REQUIRED WORK:
Below, find each line holding "Churn" and state how many there are, using the number alone.

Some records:
▬▬▬▬▬▬
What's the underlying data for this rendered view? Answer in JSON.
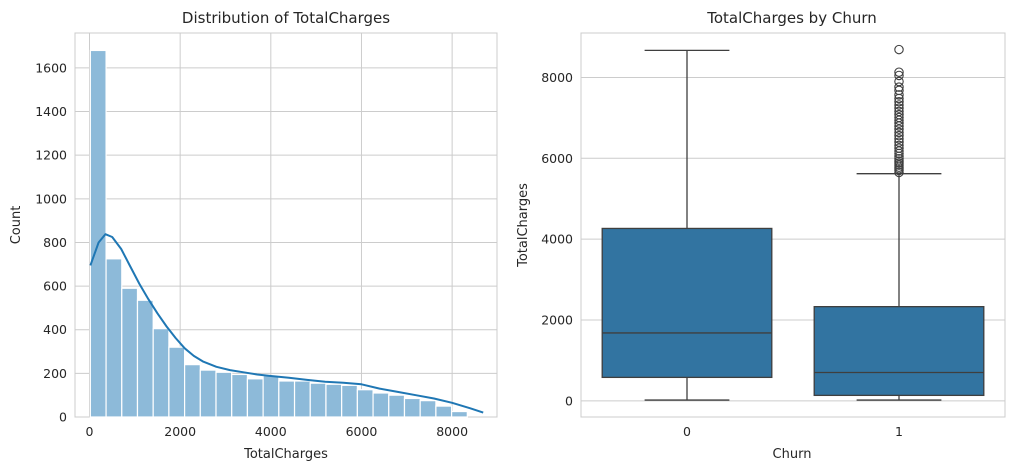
{
  "chart_data": [
    {
      "type": "bar",
      "title": "Distribution of TotalCharges",
      "xlabel": "TotalCharges",
      "ylabel": "Count",
      "xlim": [
        -320,
        8990
      ],
      "ylim": [
        0,
        1760
      ],
      "xticks": [
        0,
        2000,
        4000,
        6000,
        8000
      ],
      "yticks": [
        0,
        200,
        400,
        600,
        800,
        1000,
        1200,
        1400,
        1600
      ],
      "grid": true,
      "bar_color": "#8dbad9",
      "kde_color": "#1f77b4",
      "bins": {
        "start": 19,
        "width": 346.5,
        "counts": [
          1680,
          725,
          590,
          535,
          405,
          320,
          240,
          215,
          205,
          195,
          175,
          190,
          165,
          165,
          155,
          150,
          145,
          125,
          110,
          100,
          85,
          75,
          50,
          25
        ]
      },
      "kde": {
        "x": [
          19,
          200,
          350,
          500,
          700,
          900,
          1100,
          1300,
          1500,
          1700,
          1900,
          2100,
          2300,
          2500,
          2800,
          3100,
          3400,
          3700,
          4000,
          4400,
          4800,
          5200,
          5600,
          6000,
          6400,
          6800,
          7200,
          7600,
          8000,
          8400,
          8685
        ],
        "y": [
          695,
          800,
          838,
          825,
          770,
          690,
          610,
          540,
          475,
          415,
          362,
          315,
          280,
          255,
          230,
          215,
          205,
          195,
          188,
          180,
          170,
          162,
          157,
          150,
          130,
          115,
          100,
          85,
          65,
          40,
          20
        ]
      }
    },
    {
      "type": "box",
      "title": "TotalCharges by Churn",
      "xlabel": "Churn",
      "ylabel": "TotalCharges",
      "categories": [
        "0",
        "1"
      ],
      "ylim": [
        -400,
        9100
      ],
      "yticks": [
        0,
        2000,
        4000,
        6000,
        8000
      ],
      "grid": true,
      "box_color": "#3274a1",
      "boxes": [
        {
          "whisker_low": 19,
          "q1": 580,
          "median": 1680,
          "q3": 4265,
          "whisker_high": 8670,
          "outliers": []
        },
        {
          "whisker_low": 19,
          "q1": 135,
          "median": 700,
          "q3": 2330,
          "whisker_high": 5620,
          "outliers": [
            5650,
            5700,
            5740,
            5780,
            5830,
            5880,
            5930,
            5990,
            6050,
            6120,
            6180,
            6250,
            6320,
            6400,
            6480,
            6560,
            6640,
            6720,
            6800,
            6870,
            6940,
            7010,
            7080,
            7160,
            7240,
            7320,
            7400,
            7480,
            7570,
            7680,
            7760,
            7900,
            8050,
            8130,
            8690
          ]
        }
      ]
    }
  ]
}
▬▬▬▬▬▬
RESULT:
2